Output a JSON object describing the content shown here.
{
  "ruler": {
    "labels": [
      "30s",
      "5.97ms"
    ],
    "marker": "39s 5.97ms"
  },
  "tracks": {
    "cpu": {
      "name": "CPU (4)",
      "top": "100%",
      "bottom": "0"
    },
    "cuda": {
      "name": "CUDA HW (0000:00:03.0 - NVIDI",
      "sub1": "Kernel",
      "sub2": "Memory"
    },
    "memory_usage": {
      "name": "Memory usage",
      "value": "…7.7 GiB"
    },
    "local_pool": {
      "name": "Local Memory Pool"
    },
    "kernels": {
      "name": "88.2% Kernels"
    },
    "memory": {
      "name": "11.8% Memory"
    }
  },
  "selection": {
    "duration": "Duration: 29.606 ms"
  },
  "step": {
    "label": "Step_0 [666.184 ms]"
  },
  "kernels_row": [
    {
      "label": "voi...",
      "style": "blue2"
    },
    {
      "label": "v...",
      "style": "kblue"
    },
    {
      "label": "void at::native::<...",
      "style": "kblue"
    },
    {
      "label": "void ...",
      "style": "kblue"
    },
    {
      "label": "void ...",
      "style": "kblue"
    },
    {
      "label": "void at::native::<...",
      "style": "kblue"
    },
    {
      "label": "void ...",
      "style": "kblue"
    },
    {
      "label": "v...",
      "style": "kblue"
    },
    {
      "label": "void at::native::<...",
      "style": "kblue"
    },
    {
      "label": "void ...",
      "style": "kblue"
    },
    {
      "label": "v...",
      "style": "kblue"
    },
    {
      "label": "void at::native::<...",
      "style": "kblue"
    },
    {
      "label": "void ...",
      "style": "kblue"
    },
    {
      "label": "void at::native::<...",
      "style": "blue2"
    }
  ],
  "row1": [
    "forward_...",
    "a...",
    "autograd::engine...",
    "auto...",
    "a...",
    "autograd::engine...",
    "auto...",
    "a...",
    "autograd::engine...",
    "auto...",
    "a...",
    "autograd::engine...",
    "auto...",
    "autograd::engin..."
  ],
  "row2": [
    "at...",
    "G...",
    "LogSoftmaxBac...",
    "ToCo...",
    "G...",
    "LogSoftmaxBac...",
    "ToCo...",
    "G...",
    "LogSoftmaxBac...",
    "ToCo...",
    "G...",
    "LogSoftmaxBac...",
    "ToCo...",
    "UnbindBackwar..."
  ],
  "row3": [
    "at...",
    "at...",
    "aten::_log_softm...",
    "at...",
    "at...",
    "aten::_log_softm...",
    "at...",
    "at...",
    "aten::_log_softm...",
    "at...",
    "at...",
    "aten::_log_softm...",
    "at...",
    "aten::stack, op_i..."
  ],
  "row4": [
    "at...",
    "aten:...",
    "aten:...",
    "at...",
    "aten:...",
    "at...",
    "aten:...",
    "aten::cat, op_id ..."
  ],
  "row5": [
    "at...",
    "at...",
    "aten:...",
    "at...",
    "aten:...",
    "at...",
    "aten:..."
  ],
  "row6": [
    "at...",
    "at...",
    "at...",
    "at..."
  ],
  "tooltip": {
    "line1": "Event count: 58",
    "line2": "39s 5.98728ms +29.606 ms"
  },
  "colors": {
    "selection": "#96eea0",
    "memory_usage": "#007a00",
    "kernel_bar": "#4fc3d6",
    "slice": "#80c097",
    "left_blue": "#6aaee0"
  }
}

----

● Given exercise: Copy the material above, line for line.

● Expected output:
Output a JSON object describing the content shown here.
{
  "ruler": {
    "labels": [
      "30s",
      "5.97ms"
    ],
    "marker": "39s 5.97ms"
  },
  "tracks": {
    "cpu": {
      "name": "CPU (4)",
      "top": "100%",
      "bottom": "0"
    },
    "cuda": {
      "name": "CUDA HW (0000:00:03.0 - NVIDI",
      "sub1": "Kernel",
      "sub2": "Memory"
    },
    "memory_usage": {
      "name": "Memory usage",
      "value": "…7.7 GiB"
    },
    "local_pool": {
      "name": "Local Memory Pool"
    },
    "kernels": {
      "name": "88.2% Kernels"
    },
    "memory": {
      "name": "11.8% Memory"
    }
  },
  "selection": {
    "duration": "Duration: 29.606 ms"
  },
  "step": {
    "label": "Step_0 [666.184 ms]"
  },
  "kernels_row": [
    {
      "label": "voi...",
      "style": "blue2"
    },
    {
      "label": "v...",
      "style": "kblue"
    },
    {
      "label": "void at::native::<...",
      "style": "kblue"
    },
    {
      "label": "void ...",
      "style": "kblue"
    },
    {
      "label": "void ...",
      "style": "kblue"
    },
    {
      "label": "void at::native::<...",
      "style": "kblue"
    },
    {
      "label": "void ...",
      "style": "kblue"
    },
    {
      "label": "v...",
      "style": "kblue"
    },
    {
      "label": "void at::native::<...",
      "style": "kblue"
    },
    {
      "label": "void ...",
      "style": "kblue"
    },
    {
      "label": "v...",
      "style": "kblue"
    },
    {
      "label": "void at::native::<...",
      "style": "kblue"
    },
    {
      "label": "void ...",
      "style": "kblue"
    },
    {
      "label": "void at::native::<...",
      "style": "blue2"
    }
  ],
  "row1": [
    "forward_...",
    "a...",
    "autograd::engine...",
    "auto...",
    "a...",
    "autograd::engine...",
    "auto...",
    "a...",
    "autograd::engine...",
    "auto...",
    "a...",
    "autograd::engine...",
    "auto...",
    "autograd::engin..."
  ],
  "row2": [
    "at...",
    "G...",
    "LogSoftmaxBac...",
    "ToCo...",
    "G...",
    "LogSoftmaxBac...",
    "ToCo...",
    "G...",
    "LogSoftmaxBac...",
    "ToCo...",
    "G...",
    "LogSoftmaxBac...",
    "ToCo...",
    "UnbindBackwar..."
  ],
  "row3": [
    "at...",
    "at...",
    "aten::_log_softm...",
    "at...",
    "at...",
    "aten::_log_softm...",
    "at...",
    "at...",
    "aten::_log_softm...",
    "at...",
    "at...",
    "aten::_log_softm...",
    "at...",
    "aten::stack, op_i..."
  ],
  "row4": [
    "at...",
    "aten:...",
    "aten:...",
    "at...",
    "aten:...",
    "at...",
    "aten:...",
    "aten::cat, op_id ..."
  ],
  "row5": [
    "at...",
    "at...",
    "aten:...",
    "at...",
    "aten:...",
    "at...",
    "aten:..."
  ],
  "row6": [
    "at...",
    "at...",
    "at...",
    "at..."
  ],
  "tooltip": {
    "line1": "Event count: 58",
    "line2": "39s 5.98728ms +29.606 ms"
  },
  "colors": {
    "selection": "#96eea0",
    "memory_usage": "#007a00",
    "kernel_bar": "#4fc3d6",
    "slice": "#80c097",
    "left_blue": "#6aaee0"
  }
}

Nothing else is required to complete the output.